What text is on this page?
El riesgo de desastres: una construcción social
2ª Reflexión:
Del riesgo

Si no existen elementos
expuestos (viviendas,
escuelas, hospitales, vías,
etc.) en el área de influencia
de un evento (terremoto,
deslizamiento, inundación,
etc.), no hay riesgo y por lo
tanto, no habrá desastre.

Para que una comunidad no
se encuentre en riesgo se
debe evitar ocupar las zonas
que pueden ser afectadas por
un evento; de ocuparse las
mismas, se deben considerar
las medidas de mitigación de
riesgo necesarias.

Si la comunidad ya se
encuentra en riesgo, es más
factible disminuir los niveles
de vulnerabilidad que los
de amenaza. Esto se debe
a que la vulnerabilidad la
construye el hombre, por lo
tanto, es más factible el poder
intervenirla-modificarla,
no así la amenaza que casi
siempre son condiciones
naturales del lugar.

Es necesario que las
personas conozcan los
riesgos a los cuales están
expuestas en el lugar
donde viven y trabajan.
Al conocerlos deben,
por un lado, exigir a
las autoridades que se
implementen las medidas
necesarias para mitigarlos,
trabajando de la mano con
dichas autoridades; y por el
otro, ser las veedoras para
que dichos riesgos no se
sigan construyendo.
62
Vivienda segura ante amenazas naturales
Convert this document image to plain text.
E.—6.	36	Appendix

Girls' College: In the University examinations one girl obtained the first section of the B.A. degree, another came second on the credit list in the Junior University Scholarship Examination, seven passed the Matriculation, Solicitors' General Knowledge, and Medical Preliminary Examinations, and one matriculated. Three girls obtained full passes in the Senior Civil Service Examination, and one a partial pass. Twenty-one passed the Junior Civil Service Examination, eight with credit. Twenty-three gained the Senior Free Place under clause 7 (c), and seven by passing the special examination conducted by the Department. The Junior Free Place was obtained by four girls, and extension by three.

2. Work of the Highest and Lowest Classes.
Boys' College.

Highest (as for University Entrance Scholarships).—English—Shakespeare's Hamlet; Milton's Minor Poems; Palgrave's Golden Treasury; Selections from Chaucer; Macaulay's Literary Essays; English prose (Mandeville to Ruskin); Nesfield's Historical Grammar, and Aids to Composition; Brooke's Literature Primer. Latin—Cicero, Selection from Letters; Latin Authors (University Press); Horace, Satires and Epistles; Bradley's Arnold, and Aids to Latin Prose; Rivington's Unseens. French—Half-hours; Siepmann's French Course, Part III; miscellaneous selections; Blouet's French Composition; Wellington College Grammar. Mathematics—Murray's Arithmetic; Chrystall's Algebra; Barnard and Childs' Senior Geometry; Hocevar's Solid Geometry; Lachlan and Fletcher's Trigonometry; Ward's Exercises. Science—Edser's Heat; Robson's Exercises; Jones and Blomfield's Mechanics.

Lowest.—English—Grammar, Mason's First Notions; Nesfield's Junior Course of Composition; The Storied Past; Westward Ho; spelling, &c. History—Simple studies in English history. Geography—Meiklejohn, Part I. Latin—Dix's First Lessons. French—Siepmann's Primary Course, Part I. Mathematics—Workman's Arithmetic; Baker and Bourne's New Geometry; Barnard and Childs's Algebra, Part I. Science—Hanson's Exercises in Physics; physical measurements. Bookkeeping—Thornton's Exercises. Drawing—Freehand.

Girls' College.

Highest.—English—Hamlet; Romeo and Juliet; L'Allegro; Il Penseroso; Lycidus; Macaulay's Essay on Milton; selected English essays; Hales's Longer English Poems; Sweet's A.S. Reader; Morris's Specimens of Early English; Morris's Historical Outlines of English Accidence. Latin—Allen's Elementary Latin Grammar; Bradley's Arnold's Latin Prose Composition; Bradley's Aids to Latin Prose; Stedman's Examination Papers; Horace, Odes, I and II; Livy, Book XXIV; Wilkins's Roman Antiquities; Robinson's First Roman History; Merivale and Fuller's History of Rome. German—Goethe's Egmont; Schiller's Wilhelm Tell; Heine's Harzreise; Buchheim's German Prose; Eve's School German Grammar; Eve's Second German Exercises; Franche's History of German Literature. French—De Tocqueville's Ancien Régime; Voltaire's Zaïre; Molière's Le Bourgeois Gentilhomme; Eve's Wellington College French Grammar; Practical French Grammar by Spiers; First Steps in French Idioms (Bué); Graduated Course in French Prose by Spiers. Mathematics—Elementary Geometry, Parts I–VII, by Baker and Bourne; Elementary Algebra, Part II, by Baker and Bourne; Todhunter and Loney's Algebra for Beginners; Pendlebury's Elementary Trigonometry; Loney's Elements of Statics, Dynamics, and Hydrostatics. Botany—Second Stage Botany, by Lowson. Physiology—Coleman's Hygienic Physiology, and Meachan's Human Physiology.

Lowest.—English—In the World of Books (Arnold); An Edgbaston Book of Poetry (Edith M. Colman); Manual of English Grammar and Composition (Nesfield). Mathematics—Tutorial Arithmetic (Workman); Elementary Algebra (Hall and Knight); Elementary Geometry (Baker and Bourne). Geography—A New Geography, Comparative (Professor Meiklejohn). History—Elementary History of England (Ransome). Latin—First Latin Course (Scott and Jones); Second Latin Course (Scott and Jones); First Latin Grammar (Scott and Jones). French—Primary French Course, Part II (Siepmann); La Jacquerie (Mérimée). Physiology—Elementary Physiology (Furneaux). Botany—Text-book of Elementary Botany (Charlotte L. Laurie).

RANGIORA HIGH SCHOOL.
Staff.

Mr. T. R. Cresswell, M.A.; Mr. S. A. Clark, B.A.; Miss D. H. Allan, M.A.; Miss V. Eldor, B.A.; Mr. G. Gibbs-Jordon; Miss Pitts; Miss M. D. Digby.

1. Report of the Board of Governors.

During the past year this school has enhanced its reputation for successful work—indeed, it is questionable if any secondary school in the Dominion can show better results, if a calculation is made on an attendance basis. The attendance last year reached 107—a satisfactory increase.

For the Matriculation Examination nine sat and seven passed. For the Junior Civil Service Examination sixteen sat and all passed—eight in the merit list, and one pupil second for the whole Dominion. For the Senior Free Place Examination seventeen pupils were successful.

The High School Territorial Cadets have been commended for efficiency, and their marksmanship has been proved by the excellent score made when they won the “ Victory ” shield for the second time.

Exercise goal
Print again each line of the listing above, exactly as it appears.

Task solution
What text is on this page?
El riesgo de desastres: una construcción social
2ª Reflexión:
Del riesgo

Si no existen elementos
expuestos (viviendas,
escuelas, hospitales, vías,
etc.) en el área de influencia
de un evento (terremoto,
deslizamiento, inundación,
etc.), no hay riesgo y por lo
tanto, no habrá desastre.

Para que una comunidad no
se encuentre en riesgo se
debe evitar ocupar las zonas
que pueden ser afectadas por
un evento; de ocuparse las
mismas, se deben considerar
las medidas de mitigación de
riesgo necesarias.

Si la comunidad ya se
encuentra en riesgo, es más
factible disminuir los niveles
de vulnerabilidad que los
de amenaza. Esto se debe
a que la vulnerabilidad la
construye el hombre, por lo
tanto, es más factible el poder
intervenirla-modificarla,
no así la amenaza que casi
siempre son condiciones
naturales del lugar.

Es necesario que las
personas conozcan los
riesgos a los cuales están
expuestas en el lugar
donde viven y trabajan.
Al conocerlos deben,
por un lado, exigir a
las autoridades que se
implementen las medidas
necesarias para mitigarlos,
trabajando de la mano con
dichas autoridades; y por el
otro, ser las veedoras para
que dichos riesgos no se
sigan construyendo.
62
Vivienda segura ante amenazas naturales
Convert this document image to plain text.
E.—6.	36	Appendix

Girls' College: In the University examinations one girl obtained the first section of the B.A. degree, another came second on the credit list in the Junior University Scholarship Examination, seven passed the Matriculation, Solicitors' General Knowledge, and Medical Preliminary Examinations, and one matriculated. Three girls obtained full passes in the Senior Civil Service Examination, and one a partial pass. Twenty-one passed the Junior Civil Service Examination, eight with credit. Twenty-three gained the Senior Free Place under clause 7 (c), and seven by passing the special examination conducted by the Department. The Junior Free Place was obtained by four girls, and extension by three.

2. Work of the Highest and Lowest Classes.
Boys' College.

Highest (as for University Entrance Scholarships).—English—Shakespeare's Hamlet; Milton's Minor Poems; Palgrave's Golden Treasury; Selections from Chaucer; Macaulay's Literary Essays; English prose (Mandeville to Ruskin); Nesfield's Historical Grammar, and Aids to Composition; Brooke's Literature Primer. Latin—Cicero, Selection from Letters; Latin Authors (University Press); Horace, Satires and Epistles; Bradley's Arnold, and Aids to Latin Prose; Rivington's Unseens. French—Half-hours; Siepmann's French Course, Part III; miscellaneous selections; Blouet's French Composition; Wellington College Grammar. Mathematics—Murray's Arithmetic; Chrystall's Algebra; Barnard and Childs' Senior Geometry; Hocevar's Solid Geometry; Lachlan and Fletcher's Trigonometry; Ward's Exercises. Science—Edser's Heat; Robson's Exercises; Jones and Blomfield's Mechanics.

Lowest.—English—Grammar, Mason's First Notions; Nesfield's Junior Course of Composition; The Storied Past; Westward Ho; spelling, &c. History—Simple studies in English history. Geography—Meiklejohn, Part I. Latin—Dix's First Lessons. French—Siepmann's Primary Course, Part I. Mathematics—Workman's Arithmetic; Baker and Bourne's New Geometry; Barnard and Childs's Algebra, Part I. Science—Hanson's Exercises in Physics; physical measurements. Bookkeeping—Thornton's Exercises. Drawing—Freehand.

Girls' College.

Highest.—English—Hamlet; Romeo and Juliet; L'Allegro; Il Penseroso; Lycidus; Macaulay's Essay on Milton; selected English essays; Hales's Longer English Poems; Sweet's A.S. Reader; Morris's Specimens of Early English; Morris's Historical Outlines of English Accidence. Latin—Allen's Elementary Latin Grammar; Bradley's Arnold's Latin Prose Composition; Bradley's Aids to Latin Prose; Stedman's Examination Papers; Horace, Odes, I and II; Livy, Book XXIV; Wilkins's Roman Antiquities; Robinson's First Roman History; Merivale and Fuller's History of Rome. German—Goethe's Egmont; Schiller's Wilhelm Tell; Heine's Harzreise; Buchheim's German Prose; Eve's School German Grammar; Eve's Second German Exercises; Franche's History of German Literature. French—De Tocqueville's Ancien Régime; Voltaire's Zaïre; Molière's Le Bourgeois Gentilhomme; Eve's Wellington College French Grammar; Practical French Grammar by Spiers; First Steps in French Idioms (Bué); Graduated Course in French Prose by Spiers. Mathematics—Elementary Geometry, Parts I–VII, by Baker and Bourne; Elementary Algebra, Part II, by Baker and Bourne; Todhunter and Loney's Algebra for Beginners; Pendlebury's Elementary Trigonometry; Loney's Elements of Statics, Dynamics, and Hydrostatics. Botany—Second Stage Botany, by Lowson. Physiology—Coleman's Hygienic Physiology, and Meachan's Human Physiology.

Lowest.—English—In the World of Books (Arnold); An Edgbaston Book of Poetry (Edith M. Colman); Manual of English Grammar and Composition (Nesfield). Mathematics—Tutorial Arithmetic (Workman); Elementary Algebra (Hall and Knight); Elementary Geometry (Baker and Bourne). Geography—A New Geography, Comparative (Professor Meiklejohn). History—Elementary History of England (Ransome). Latin—First Latin Course (Scott and Jones); Second Latin Course (Scott and Jones); First Latin Grammar (Scott and Jones). French—Primary French Course, Part II (Siepmann); La Jacquerie (Mérimée). Physiology—Elementary Physiology (Furneaux). Botany—Text-book of Elementary Botany (Charlotte L. Laurie).

RANGIORA HIGH SCHOOL.
Staff.

Mr. T. R. Cresswell, M.A.; Mr. S. A. Clark, B.A.; Miss D. H. Allan, M.A.; Miss V. Eldor, B.A.; Mr. G. Gibbs-Jordon; Miss Pitts; Miss M. D. Digby.

1. Report of the Board of Governors.

During the past year this school has enhanced its reputation for successful work—indeed, it is questionable if any secondary school in the Dominion can show better results, if a calculation is made on an attendance basis. The attendance last year reached 107—a satisfactory increase.

For the Matriculation Examination nine sat and seven passed. For the Junior Civil Service Examination sixteen sat and all passed—eight in the merit list, and one pupil second for the whole Dominion. For the Senior Free Place Examination seventeen pupils were successful.

The High School Territorial Cadets have been commended for efficiency, and their marksmanship has been proved by the excellent score made when they won the “ Victory ” shield for the second time.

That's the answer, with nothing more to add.